Texte d'étude:
​La « malédiction du ministère de l’Ecologie » frappe Ségolène Royal

Sébastien Arnaud
09/06/2015


D’après un sondage Odoxa pour Le Parisien la ministre de l’Ecologie est de moins en moins populaire avec 57% d’opinions défavorables. Pour le gratuit 20 Minutes, l’ex candidate est touchée par « la malédiction » de ce ministère où les ministres finissent toujours pas être impopulaires.



« Ségolène Royal est-elle victime de la malédiction du ministère de l’Ecologie ? » s’interroge le journal gratuit 20 Minutes. D’après un sondage Odoxa publié dimanche 7 juin par Le Parisien Aujourd’hui en France, 57% des sondés ont une mauvaise opinion de Ségolène Royal. 80% la juge ambitieuse 62% autoritaire et 62% de la jouer perso.
 
Le gratuit avance ainsi la possibilité que les décisions prises par le ministre de l’Ecologie sont souvent impopulaires et font ainsi dégringoler dans les sondages les personnes qui prennent la tête de cette institution.

Exercice:
Recopiez mot pour mot l'article sur l'impopularité de Ségolène Royal, en partant de « Sébastien Arnaud » et en allant jusqu'à « la jouer perso. ». Ce matériel n'a aucun lien avec l'article.

Entrées affichées:
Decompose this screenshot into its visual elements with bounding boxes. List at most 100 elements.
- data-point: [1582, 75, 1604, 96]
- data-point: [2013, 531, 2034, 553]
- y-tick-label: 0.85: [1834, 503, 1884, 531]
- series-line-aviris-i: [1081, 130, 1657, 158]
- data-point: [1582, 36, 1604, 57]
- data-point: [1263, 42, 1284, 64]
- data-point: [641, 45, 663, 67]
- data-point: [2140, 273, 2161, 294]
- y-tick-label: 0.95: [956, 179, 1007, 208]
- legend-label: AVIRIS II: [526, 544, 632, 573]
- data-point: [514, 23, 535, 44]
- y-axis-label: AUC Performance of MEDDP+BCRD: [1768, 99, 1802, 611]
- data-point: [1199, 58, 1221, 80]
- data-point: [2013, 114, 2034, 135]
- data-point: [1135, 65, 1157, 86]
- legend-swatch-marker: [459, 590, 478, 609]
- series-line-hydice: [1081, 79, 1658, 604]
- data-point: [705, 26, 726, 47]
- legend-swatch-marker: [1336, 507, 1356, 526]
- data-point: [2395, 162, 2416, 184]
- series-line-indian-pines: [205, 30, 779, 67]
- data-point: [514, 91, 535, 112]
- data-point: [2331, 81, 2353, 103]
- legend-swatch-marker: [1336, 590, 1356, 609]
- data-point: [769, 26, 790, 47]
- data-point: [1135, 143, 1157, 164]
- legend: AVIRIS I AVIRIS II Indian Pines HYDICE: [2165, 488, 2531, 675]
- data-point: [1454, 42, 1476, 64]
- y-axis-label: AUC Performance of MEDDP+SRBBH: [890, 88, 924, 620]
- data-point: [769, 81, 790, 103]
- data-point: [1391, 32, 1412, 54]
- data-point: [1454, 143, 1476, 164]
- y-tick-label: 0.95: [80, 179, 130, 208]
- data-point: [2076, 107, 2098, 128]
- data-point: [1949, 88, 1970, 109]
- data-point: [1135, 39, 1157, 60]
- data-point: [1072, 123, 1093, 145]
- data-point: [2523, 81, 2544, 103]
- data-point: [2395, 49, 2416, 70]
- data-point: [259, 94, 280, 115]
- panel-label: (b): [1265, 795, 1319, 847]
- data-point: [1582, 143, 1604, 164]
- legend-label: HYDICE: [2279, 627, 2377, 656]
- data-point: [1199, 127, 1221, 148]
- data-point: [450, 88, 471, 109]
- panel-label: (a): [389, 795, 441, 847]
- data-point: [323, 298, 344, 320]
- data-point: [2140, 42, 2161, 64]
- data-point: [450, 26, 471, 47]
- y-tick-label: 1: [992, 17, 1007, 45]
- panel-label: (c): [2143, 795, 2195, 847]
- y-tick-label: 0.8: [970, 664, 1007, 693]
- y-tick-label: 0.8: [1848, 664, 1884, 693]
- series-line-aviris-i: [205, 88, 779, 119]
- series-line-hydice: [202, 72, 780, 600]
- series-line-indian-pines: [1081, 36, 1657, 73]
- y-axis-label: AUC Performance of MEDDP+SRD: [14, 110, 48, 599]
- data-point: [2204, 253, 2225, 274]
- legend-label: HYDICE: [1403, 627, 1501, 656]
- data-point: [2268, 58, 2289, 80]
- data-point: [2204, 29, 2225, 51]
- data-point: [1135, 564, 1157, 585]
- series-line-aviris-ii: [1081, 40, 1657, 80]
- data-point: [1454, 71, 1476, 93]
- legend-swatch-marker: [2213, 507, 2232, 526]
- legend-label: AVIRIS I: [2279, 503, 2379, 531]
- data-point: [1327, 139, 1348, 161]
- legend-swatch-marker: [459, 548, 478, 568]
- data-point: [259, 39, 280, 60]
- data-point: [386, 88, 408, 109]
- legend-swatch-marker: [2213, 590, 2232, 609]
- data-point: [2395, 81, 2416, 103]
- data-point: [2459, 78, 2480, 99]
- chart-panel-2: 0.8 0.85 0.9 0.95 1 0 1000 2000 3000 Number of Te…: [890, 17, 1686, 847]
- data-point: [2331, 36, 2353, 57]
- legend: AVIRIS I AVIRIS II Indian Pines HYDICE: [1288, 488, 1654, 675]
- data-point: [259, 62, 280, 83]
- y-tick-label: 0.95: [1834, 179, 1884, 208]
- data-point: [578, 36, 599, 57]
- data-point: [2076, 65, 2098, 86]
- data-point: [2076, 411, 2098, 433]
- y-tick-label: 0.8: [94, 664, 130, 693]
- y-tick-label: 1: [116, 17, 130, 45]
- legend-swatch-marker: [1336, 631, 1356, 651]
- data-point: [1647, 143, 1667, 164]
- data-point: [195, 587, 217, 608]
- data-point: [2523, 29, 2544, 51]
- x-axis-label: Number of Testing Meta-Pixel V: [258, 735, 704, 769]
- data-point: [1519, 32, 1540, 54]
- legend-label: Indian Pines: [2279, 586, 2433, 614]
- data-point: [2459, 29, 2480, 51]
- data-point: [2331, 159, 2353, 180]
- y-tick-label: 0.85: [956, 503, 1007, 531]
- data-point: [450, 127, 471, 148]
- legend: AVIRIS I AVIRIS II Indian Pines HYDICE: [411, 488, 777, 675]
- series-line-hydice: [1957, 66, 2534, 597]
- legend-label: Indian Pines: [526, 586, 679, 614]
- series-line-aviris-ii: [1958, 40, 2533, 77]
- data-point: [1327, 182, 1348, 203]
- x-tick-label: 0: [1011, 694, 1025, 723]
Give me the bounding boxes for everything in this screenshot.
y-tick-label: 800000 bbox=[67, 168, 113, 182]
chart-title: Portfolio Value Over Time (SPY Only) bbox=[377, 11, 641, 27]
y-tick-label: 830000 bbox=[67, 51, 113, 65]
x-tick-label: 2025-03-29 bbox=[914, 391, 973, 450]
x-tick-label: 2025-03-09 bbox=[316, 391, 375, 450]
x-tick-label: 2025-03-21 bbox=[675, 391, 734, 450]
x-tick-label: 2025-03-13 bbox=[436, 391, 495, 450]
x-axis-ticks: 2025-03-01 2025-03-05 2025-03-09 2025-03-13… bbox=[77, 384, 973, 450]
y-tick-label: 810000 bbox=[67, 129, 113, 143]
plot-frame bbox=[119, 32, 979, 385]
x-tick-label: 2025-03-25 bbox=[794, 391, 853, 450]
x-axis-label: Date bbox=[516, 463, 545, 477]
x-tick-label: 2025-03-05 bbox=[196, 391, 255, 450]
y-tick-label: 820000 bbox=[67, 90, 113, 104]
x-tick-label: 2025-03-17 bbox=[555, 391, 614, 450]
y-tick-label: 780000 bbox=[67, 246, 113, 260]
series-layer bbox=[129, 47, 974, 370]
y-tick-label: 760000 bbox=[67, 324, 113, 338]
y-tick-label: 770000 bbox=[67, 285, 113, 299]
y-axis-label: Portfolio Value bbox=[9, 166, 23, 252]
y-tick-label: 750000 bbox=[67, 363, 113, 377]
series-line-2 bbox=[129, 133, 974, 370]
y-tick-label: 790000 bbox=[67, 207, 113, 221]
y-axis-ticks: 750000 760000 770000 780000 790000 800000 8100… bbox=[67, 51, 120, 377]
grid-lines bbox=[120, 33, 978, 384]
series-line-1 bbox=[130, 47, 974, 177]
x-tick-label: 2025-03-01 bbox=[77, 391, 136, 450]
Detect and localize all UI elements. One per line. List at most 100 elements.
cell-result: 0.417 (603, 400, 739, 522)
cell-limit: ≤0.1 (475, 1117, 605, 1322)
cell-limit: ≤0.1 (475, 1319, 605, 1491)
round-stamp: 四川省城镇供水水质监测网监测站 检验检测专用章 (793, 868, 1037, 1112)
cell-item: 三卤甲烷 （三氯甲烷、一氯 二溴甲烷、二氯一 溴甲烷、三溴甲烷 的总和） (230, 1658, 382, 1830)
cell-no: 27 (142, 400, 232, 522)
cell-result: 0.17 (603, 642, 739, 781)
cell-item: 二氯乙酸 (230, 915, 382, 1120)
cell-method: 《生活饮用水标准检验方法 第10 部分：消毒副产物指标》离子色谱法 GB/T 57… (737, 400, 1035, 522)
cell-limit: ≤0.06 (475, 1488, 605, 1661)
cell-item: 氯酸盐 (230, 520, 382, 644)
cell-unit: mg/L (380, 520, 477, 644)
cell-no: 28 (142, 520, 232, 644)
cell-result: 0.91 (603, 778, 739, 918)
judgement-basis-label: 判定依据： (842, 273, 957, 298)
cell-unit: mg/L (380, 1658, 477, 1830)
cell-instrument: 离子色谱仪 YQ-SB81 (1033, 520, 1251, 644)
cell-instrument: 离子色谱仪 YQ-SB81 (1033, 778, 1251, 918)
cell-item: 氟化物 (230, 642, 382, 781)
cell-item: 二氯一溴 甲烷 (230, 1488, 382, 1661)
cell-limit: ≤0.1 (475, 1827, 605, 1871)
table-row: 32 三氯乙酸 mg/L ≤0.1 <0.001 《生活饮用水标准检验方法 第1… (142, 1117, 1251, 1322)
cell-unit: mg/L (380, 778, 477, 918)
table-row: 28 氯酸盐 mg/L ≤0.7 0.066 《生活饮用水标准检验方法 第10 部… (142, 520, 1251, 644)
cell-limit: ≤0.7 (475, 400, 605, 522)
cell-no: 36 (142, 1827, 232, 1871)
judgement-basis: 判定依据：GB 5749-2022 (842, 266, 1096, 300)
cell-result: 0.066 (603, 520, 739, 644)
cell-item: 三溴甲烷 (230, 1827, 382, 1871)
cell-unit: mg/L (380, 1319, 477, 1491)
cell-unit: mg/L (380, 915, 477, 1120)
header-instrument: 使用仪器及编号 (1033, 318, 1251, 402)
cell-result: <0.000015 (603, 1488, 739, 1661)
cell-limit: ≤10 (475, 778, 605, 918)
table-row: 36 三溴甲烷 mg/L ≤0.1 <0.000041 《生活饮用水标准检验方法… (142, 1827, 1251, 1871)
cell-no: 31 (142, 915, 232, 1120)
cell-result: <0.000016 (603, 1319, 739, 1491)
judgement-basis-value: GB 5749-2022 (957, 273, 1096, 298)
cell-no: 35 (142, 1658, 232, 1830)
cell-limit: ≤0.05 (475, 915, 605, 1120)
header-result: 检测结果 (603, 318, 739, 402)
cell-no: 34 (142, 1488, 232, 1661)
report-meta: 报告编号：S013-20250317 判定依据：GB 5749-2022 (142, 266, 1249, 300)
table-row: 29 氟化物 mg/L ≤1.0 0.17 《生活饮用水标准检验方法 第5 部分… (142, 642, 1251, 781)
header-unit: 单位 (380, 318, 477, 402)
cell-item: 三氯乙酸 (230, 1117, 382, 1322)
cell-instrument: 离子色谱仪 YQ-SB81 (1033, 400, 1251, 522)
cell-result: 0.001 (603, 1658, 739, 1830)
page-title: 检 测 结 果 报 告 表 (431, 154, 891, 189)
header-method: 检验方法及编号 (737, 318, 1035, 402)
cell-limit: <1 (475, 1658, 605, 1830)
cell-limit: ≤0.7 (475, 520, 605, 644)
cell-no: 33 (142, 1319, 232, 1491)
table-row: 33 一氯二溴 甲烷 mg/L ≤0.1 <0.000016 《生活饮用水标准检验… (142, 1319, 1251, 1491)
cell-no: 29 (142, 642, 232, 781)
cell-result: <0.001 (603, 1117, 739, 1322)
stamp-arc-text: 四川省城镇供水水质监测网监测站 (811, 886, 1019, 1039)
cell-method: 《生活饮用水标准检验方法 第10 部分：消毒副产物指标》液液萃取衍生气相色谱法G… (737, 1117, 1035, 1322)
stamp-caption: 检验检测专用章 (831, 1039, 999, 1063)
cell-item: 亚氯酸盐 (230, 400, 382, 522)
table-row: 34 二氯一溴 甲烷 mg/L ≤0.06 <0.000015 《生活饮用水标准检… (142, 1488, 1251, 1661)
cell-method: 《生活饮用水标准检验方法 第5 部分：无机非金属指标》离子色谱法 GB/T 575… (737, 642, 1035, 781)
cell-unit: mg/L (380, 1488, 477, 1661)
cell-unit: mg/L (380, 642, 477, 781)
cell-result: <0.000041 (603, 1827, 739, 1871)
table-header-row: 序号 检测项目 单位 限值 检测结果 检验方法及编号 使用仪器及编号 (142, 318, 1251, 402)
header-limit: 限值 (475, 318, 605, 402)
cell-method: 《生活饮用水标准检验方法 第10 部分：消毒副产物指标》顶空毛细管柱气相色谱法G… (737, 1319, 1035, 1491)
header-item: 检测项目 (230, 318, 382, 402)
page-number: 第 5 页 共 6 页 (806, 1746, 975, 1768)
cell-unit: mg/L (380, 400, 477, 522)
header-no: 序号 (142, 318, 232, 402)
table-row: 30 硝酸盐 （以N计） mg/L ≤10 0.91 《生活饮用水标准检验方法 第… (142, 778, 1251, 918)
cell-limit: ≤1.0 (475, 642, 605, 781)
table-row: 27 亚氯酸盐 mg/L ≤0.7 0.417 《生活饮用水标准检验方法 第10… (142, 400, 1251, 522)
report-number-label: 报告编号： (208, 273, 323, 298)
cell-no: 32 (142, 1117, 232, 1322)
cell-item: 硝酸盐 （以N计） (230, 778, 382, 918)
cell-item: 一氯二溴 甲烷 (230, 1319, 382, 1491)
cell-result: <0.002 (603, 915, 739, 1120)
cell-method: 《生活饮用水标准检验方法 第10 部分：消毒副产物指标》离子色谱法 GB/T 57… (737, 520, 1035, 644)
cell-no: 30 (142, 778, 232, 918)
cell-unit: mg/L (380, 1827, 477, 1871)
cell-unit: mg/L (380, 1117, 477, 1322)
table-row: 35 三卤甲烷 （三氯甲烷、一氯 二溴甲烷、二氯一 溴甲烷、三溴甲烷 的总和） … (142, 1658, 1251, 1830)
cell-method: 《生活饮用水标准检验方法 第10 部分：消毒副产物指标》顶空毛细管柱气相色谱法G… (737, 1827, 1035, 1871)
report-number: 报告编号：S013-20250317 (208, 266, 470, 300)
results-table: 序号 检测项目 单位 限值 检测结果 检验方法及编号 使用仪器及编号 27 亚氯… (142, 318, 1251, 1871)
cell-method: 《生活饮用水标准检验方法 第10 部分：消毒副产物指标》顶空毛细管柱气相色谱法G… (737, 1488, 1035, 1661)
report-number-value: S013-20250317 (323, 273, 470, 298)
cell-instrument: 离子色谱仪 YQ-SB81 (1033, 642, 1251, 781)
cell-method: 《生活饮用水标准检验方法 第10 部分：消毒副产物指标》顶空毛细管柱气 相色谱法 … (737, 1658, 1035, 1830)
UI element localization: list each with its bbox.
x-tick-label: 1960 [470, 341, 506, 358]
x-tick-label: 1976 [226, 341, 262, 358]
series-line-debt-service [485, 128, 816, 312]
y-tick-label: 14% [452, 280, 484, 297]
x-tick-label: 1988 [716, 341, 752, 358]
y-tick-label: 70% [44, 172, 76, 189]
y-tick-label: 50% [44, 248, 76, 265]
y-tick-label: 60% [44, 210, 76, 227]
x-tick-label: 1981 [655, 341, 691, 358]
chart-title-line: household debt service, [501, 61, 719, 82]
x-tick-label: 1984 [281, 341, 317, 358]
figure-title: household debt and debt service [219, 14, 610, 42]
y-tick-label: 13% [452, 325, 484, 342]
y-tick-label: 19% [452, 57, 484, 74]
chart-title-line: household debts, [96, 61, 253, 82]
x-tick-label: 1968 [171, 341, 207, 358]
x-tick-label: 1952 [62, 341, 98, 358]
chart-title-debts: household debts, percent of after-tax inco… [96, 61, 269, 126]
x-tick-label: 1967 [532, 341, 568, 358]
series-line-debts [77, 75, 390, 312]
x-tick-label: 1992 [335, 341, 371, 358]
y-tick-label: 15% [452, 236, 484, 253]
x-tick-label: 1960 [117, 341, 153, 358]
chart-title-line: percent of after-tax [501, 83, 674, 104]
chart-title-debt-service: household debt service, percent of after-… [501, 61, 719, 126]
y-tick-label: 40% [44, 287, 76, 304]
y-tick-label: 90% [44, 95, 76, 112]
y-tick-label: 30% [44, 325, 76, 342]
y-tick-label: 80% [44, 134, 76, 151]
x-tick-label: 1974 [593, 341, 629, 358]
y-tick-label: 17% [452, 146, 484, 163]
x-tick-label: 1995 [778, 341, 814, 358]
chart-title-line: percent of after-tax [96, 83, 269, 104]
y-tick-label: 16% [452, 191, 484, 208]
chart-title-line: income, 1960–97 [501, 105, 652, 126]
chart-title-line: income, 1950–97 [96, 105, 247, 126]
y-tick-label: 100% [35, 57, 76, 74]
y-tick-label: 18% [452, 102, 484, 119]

Résultat:
Sébastien Arnaud
09/06/2015


D’après un sondage Odoxa pour Le Parisien la ministre de l’Ecologie est de moins en moins populaire avec 57% d’opinions défavorables. Pour le gratuit 20 Minutes, l’ex candidate est touchée par « la malédiction » de ce ministère où les ministres finissent toujours pas être impopulaires.



« Ségolène Royal est-elle victime de la malédiction du ministère de l’Ecologie ? » s’interroge le journal gratuit 20 Minutes. D’après un sondage Odoxa publié dimanche 7 juin par Le Parisien Aujourd’hui en France, 57% des sondés ont une mauvaise opinion de Ségolène Royal. 80% la juge ambitieuse 62% autoritaire et 62% de la jouer perso.